INFORMATION SHOWN =
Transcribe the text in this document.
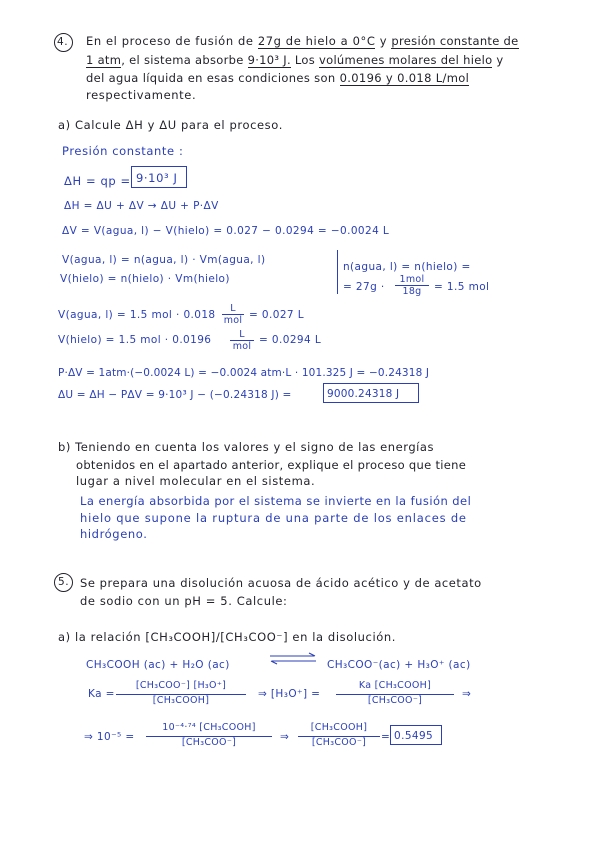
4. En el proceso de fusión de 27g de hielo a 0°C y presión constante de
1 atm, el sistema absorbe 9·10³ J. Los volúmenes molares del hielo y
del agua líquida en esas condiciones son 0.0196 y 0.018 L/mol
respectivamente.
a) Calcule ΔH y ΔU para el proceso.
Presión constante :
ΔH = qp = 9·10³ J
ΔH = ΔU + ΔV → ΔU + P·ΔV
ΔV = V(agua, l) − V(hielo) = 0.027 − 0.0294 = −0.0024 L
V(agua, l) = n(agua, l) · Vm(agua, l)
V(hielo) = n(hielo) · Vm(hielo)
n(agua, l) = n(hielo) =
= 27g ·
1mol
18g	= 1.5 mol
V(agua, l) = 1.5 mol · 0.018
L
mol = 0.027 L
V(hielo) = 1.5 mol · 0.0196	L
mol
= 0.0294 L
P·ΔV = 1atm·(−0.0024 L) = −0.0024 atm·L · 101.325 J = −0.24318 J
ΔU = ΔH − PΔV = 9·10³ J − (−0.24318 J) =	9000.24318 J
b) Teniendo en cuenta los valores y el signo de las energías
obtenidos en el apartado anterior, explique el proceso que tiene
lugar a nivel molecular en el sistema.
La energía absorbida por el sistema se invierte en la fusión del
hielo que supone la ruptura de una parte de los enlaces de
hidrógeno.
5. Se prepara una disolución acuosa de ácido acético y de acetato
de sodio con un pH = 5. Calcule:
a) la relación [CH₃COOH]/[CH₃COO⁻] en la disolución.
CH₃COOH (ac) + H₂O (ac) ⇌ CH₃COO⁻(ac) + H₃O⁺ (ac)
Ka =
[CH₃COO⁻] [H₃O⁺]
[CH₃COOH]
⇒ [H₃O⁺] =
Ka [CH₃COOH]
[CH₃COO⁻]
⇒
⇒ 10⁻⁵ =
10⁻⁴·⁷⁴ [CH₃COOH]
[CH₃COO⁻]	⇒
[CH₃COOH]
[CH₃COO⁻]	= 0.5495
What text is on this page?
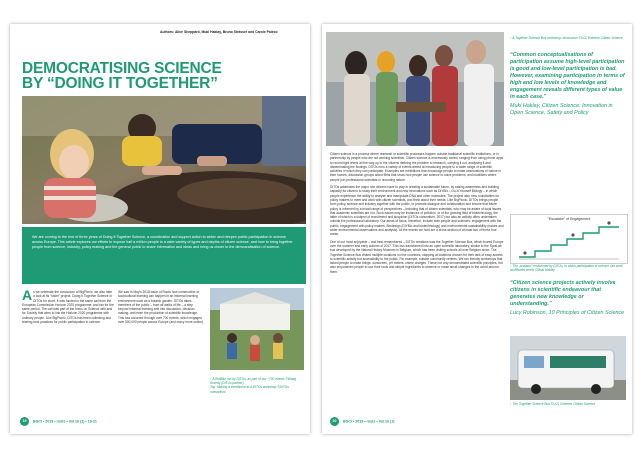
Authors: Alice Sheppard, Muki Haklay, Bruno Strasser and Carole Paleco
DEMOCRATISING SCIENCE
BY “DOING IT TOGETHER”
We are coming to the end of three years of Doing It Together Science, a coordination and support action to widen and deepen public participation in science across Europe. This article explores our efforts to expose half a million people to a wide variety of types and depths of citizen science, and how to bring together people from science, industry, policy making and the general public to share information and ideas and bring us closer to the democratisation of science.
A s we celebrate the conclusion of BigPicnic, we also take a look at its “sister” project, Doing It Together Science or DITOs for short. It was funded in the same call from the European Commission Horizon 2020 programme, and ran for the same period. The call was part of the focus on Science with and for Society that aims to link the Horizon 2020 programme with ordinary people. Like BigPicnic, DITOs has been collecting and sharing best practices for public participation in science.
We saw in May's 2018 issue of Roots how constructive or sociocultural learning can happen in an informal learning environment such as a botanic garden. DITOs takes members of the public – from all walks of life – a step beyond informal learning and into discussion, decision-making, and even the production of scientific knowledge. This has occurred through over 700 events, which engaged over 500,000 people across Europe (and many more online).
↑ A BioBlitz run by DITOs, as part of our ~700 events ©Waag Society (DITOs partner)
Top: Making a seedbomb at a DITOs workshop ©DITOs consortium
19 BGCI • 2019 • roots • Vol 16 (1) • 19-21
↑ A Together Science Bus workshop: discussion ©UCL Extreme Citizen Science
“Common conceptualisations of participation assume high-level participation is good and low-level participation is bad. However, examining participation in terms of high and low levels of knowledge and engagement reveals different types of value in each case.”
Muki Haklay, Citizen Science: Innovation in Open Science, Safety and Policy
“Escalator” of Engagement
↑ The „scalator” envisioned by DITOs, in which participation in science can work at different levels ©Muki Haklay
“Citizen science projects actively involve citizens in scientific endeavour that generates new knowledge or understanding.”
Lucy Robinson, 10 Principles of Citizen Science
↑ The Together Science Bus ©UCL Extreme Citizen Science

Citizen science is a process where research or scientific processes happen outside traditional scientific institutions, or in partnership by people who are not working scientists. Citizen science is enormously varied, ranging from using phone apps to record light levels all the way up to the citizens defining the problem to research, carrying it out, analysing it and disseminating the findings. DITOs runs a variety of events aimed at introducing people to a wider range of scientific activities in which they can participate. Examples are exhibitions that encourage people to make observations of nature in their homes, discussion groups about films that show how people use science to solve problems, and bioblitzes where people join professional scientists in recording nature.

DITOs addresses the major role citizens have to play in creating a sustainable future, by raising awareness and building capacity for citizens to study their environment and new innovations such as DIYBio – Do-It-Yourself Biology – in which people experience the ability to analyse and manipulate DNA and other molecules. The project also runs roundtables for policy makers to meet and work with citizen scientists, and think about their needs. Like BigPicnic, DITOs brings people from policy, science and industry together with the public, to promote dialogue and collaboration and ensure that future policy is informed by a broad range of perspectives – including that of citizen scientists, who may be aware of local issues that academic scientists are not. Such issues may be instances of pollution, or of the growing field of biotechnology, the latter of which is a subject of recruitment and suspicion (DITOs consortium, 2017) but also an activity often undertaken outside the professional laboratory. Our areas of focus, therefore, include both people and sciences: engagement with the public; engagement with policy makers; Biodesign (DIYBio and biotechnology) and environmental sustainability (nature and wider environmental observations and analysis). All the events we hold are a cross-section of at least two of these four areas.

One of our most enjoyable – and best remembered – DITOs creations was the Together Science Bus, which toured Europe over the summer and early autumn of 2017. This bus transformed into an open scientific laboratory, similar to the SpotLab bus developed by the Natural History Museum in Belgium, which has been visiting schools all over Belgium since. The Together Science Bus visited multiple locations in nine countries, stopping at locations chosen for their lack of easy access to scientific activity but accessibility to the public. For example, outside community centres. We ran friendly workshops that asked people to make things: sunscreen, pH meters, chime charges. These not only demonstrated scientific principles, but also empowered people to use their tools and simple ingredients to observe or make small changes to the world around them.

20 BGCI • 2019 • roots • Vol 16 (1)
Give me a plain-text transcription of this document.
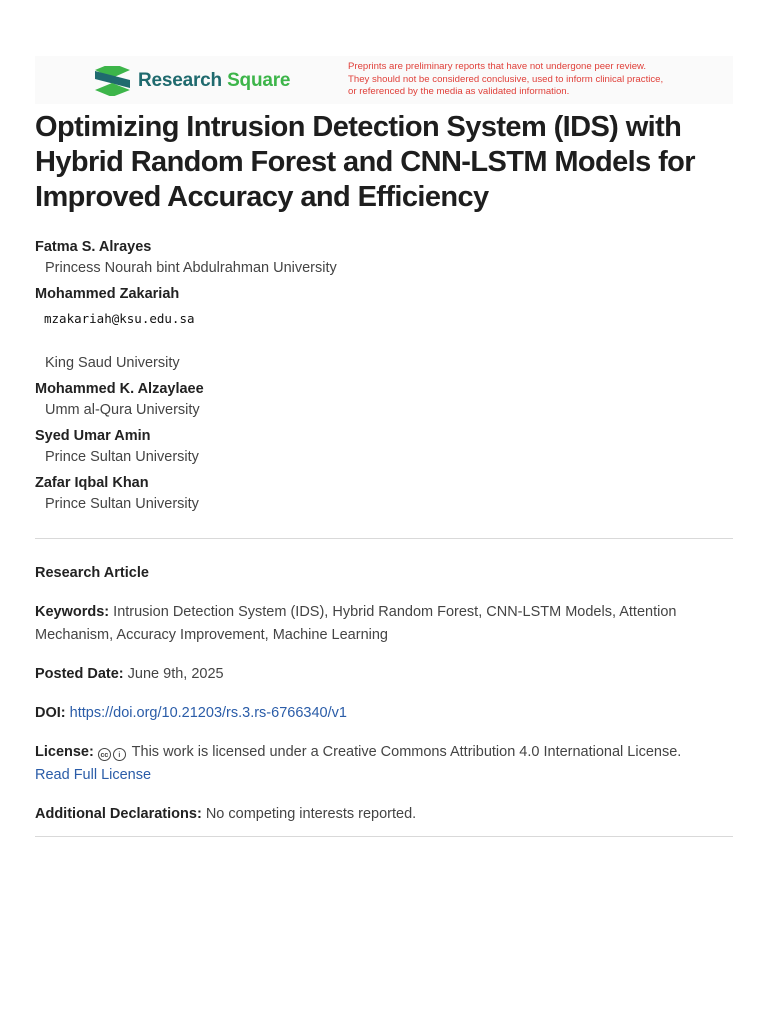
Research Square
Preprints are preliminary reports that have not undergone peer review.
They should not be considered conclusive, used to inform clinical practice,
or referenced by the media as validated information.
Optimizing Intrusion Detection System (IDS) with Hybrid Random Forest and CNN-LSTM Models for Improved Accuracy and Efficiency
Fatma S. Alrayes
Princess Nourah bint Abdulrahman University
Mohammed Zakariah
mzakariah@ksu.edu.sa
King Saud University
Mohammed K. Alzaylaee
Umm al-Qura University
Syed Umar Amin
Prince Sultan University
Zafar Iqbal Khan
Prince Sultan University
Research Article
Keywords: Intrusion Detection System (IDS), Hybrid Random Forest, CNN-LSTM Models, Attention Mechanism, Accuracy Improvement, Machine Learning
Posted Date: June 9th, 2025
DOI: https://doi.org/10.21203/rs.3.rs-6766340/v1
License: cc i This work is licensed under a Creative Commons Attribution 4.0 International License.
Read Full License
Additional Declarations: No competing interests reported.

EXERCISE PROMPT =
Output the full set of records above without changing a word, and drop the images.

REPLY =
Transcribe the text in this document.
4. En el proceso de fusión de 27g de hielo a 0°C y presión constante de
1 atm, el sistema absorbe 9·10³ J. Los volúmenes molares del hielo y
del agua líquida en esas condiciones son 0.0196 y 0.018 L/mol
respectivamente.
a) Calcule ΔH y ΔU para el proceso.
Presión constante :
ΔH = qp = 9·10³ J
ΔH = ΔU + ΔV → ΔU + P·ΔV
ΔV = V(agua, l) − V(hielo) = 0.027 − 0.0294 = −0.0024 L
V(agua, l) = n(agua, l) · Vm(agua, l)
V(hielo) = n(hielo) · Vm(hielo)
n(agua, l) = n(hielo) =
= 27g ·
1mol
18g	= 1.5 mol
V(agua, l) = 1.5 mol · 0.018
L
mol = 0.027 L
V(hielo) = 1.5 mol · 0.0196	L
mol
= 0.0294 L
P·ΔV = 1atm·(−0.0024 L) = −0.0024 atm·L · 101.325 J = −0.24318 J
ΔU = ΔH − PΔV = 9·10³ J − (−0.24318 J) =	9000.24318 J
b) Teniendo en cuenta los valores y el signo de las energías
obtenidos en el apartado anterior, explique el proceso que tiene
lugar a nivel molecular en el sistema.
La energía absorbida por el sistema se invierte en la fusión del
hielo que supone la ruptura de una parte de los enlaces de
hidrógeno.
5. Se prepara una disolución acuosa de ácido acético y de acetato
de sodio con un pH = 5. Calcule:
a) la relación [CH₃COOH]/[CH₃COO⁻] en la disolución.
CH₃COOH (ac) + H₂O (ac) ⇌ CH₃COO⁻(ac) + H₃O⁺ (ac)
Ka =
[CH₃COO⁻] [H₃O⁺]
[CH₃COOH]
⇒ [H₃O⁺] =
Ka [CH₃COOH]
[CH₃COO⁻]
⇒
⇒ 10⁻⁵ =
10⁻⁴·⁷⁴ [CH₃COOH]
[CH₃COO⁻]	⇒
[CH₃COOH]
[CH₃COO⁻]	= 0.5495
What text is on this page?
Authors: Alice Sheppard, Muki Haklay, Bruno Strasser and Carole Paleco
DEMOCRATISING SCIENCE
BY “DOING IT TOGETHER”
We are coming to the end of three years of Doing It Together Science, a coordination and support action to widen and deepen public participation in science across Europe. This article explores our efforts to expose half a million people to a wide variety of types and depths of citizen science, and how to bring together people from science, industry, policy making and the general public to share information and ideas and bring us closer to the democratisation of science.
A s we celebrate the conclusion of BigPicnic, we also take a look at its “sister” project, Doing It Together Science or DITOs for short. It was funded in the same call from the European Commission Horizon 2020 programme, and ran for the same period. The call was part of the focus on Science with and for Society that aims to link the Horizon 2020 programme with ordinary people. Like BigPicnic, DITOs has been collecting and sharing best practices for public participation in science.
We saw in May's 2018 issue of Roots how constructive or sociocultural learning can happen in an informal learning environment such as a botanic garden. DITOs takes members of the public – from all walks of life – a step beyond informal learning and into discussion, decision-making, and even the production of scientific knowledge. This has occurred through over 700 events, which engaged over 500,000 people across Europe (and many more online).
↑ A BioBlitz run by DITOs, as part of our ~700 events ©Waag Society (DITOs partner)
Top: Making a seedbomb at a DITOs workshop ©DITOs consortium
19 BGCI • 2019 • roots • Vol 16 (1) • 19-21
↑ A Together Science Bus workshop: discussion ©UCL Extreme Citizen Science
“Common conceptualisations of participation assume high-level participation is good and low-level participation is bad. However, examining participation in terms of high and low levels of knowledge and engagement reveals different types of value in each case.”
Muki Haklay, Citizen Science: Innovation in Open Science, Safety and Policy
“Escalator” of Engagement
↑ The „scalator” envisioned by DITOs, in which participation in science can work at different levels ©Muki Haklay
“Citizen science projects actively involve citizens in scientific endeavour that generates new knowledge or understanding.”
Lucy Robinson, 10 Principles of Citizen Science
↑ The Together Science Bus ©UCL Extreme Citizen Science

Citizen science is a process where research or scientific processes happen outside traditional scientific institutions, or in partnership by people who are not working scientists. Citizen science is enormously varied, ranging from using phone apps to record light levels all the way up to the citizens defining the problem to research, carrying it out, analysing it and disseminating the findings. DITOs runs a variety of events aimed at introducing people to a wider range of scientific activities in which they can participate. Examples are exhibitions that encourage people to make observations of nature in their homes, discussion groups about films that show how people use science to solve problems, and bioblitzes where people join professional scientists in recording nature.

DITOs addresses the major role citizens have to play in creating a sustainable future, by raising awareness and building capacity for citizens to study their environment and new innovations such as DIYBio – Do-It-Yourself Biology – in which people experience the ability to analyse and manipulate DNA and other molecules. The project also runs roundtables for policy makers to meet and work with citizen scientists, and think about their needs. Like BigPicnic, DITOs brings people from policy, science and industry together with the public, to promote dialogue and collaboration and ensure that future policy is informed by a broad range of perspectives – including that of citizen scientists, who may be aware of local issues that academic scientists are not. Such issues may be instances of pollution, or of the growing field of biotechnology, the latter of which is a subject of recruitment and suspicion (DITOs consortium, 2017) but also an activity often undertaken outside the professional laboratory. Our areas of focus, therefore, include both people and sciences: engagement with the public; engagement with policy makers; Biodesign (DIYBio and biotechnology) and environmental sustainability (nature and wider environmental observations and analysis). All the events we hold are a cross-section of at least two of these four areas.

One of our most enjoyable – and best remembered – DITOs creations was the Together Science Bus, which toured Europe over the summer and early autumn of 2017. This bus transformed into an open scientific laboratory, similar to the SpotLab bus developed by the Natural History Museum in Belgium, which has been visiting schools all over Belgium since. The Together Science Bus visited multiple locations in nine countries, stopping at locations chosen for their lack of easy access to scientific activity but accessibility to the public. For example, outside community centres. We ran friendly workshops that asked people to make things: sunscreen, pH meters, chime charges. These not only demonstrated scientific principles, but also empowered people to use their tools and simple ingredients to observe or make small changes to the world around them.

20 BGCI • 2019 • roots • Vol 16 (1)
Give me a plain-text transcription of this document.
Research Square
Preprints are preliminary reports that have not undergone peer review.
They should not be considered conclusive, used to inform clinical practice,
or referenced by the media as validated information.
Optimizing Intrusion Detection System (IDS) with Hybrid Random Forest and CNN-LSTM Models for Improved Accuracy and Efficiency
Fatma S. Alrayes
Princess Nourah bint Abdulrahman University
Mohammed Zakariah
mzakariah@ksu.edu.sa
King Saud University
Mohammed K. Alzaylaee
Umm al-Qura University
Syed Umar Amin
Prince Sultan University
Zafar Iqbal Khan
Prince Sultan University
Research Article
Keywords: Intrusion Detection System (IDS), Hybrid Random Forest, CNN-LSTM Models, Attention Mechanism, Accuracy Improvement, Machine Learning
Posted Date: June 9th, 2025
DOI: https://doi.org/10.21203/rs.3.rs-6766340/v1
License: cc i This work is licensed under a Creative Commons Attribution 4.0 International License.
Read Full License
Additional Declarations: No competing interests reported.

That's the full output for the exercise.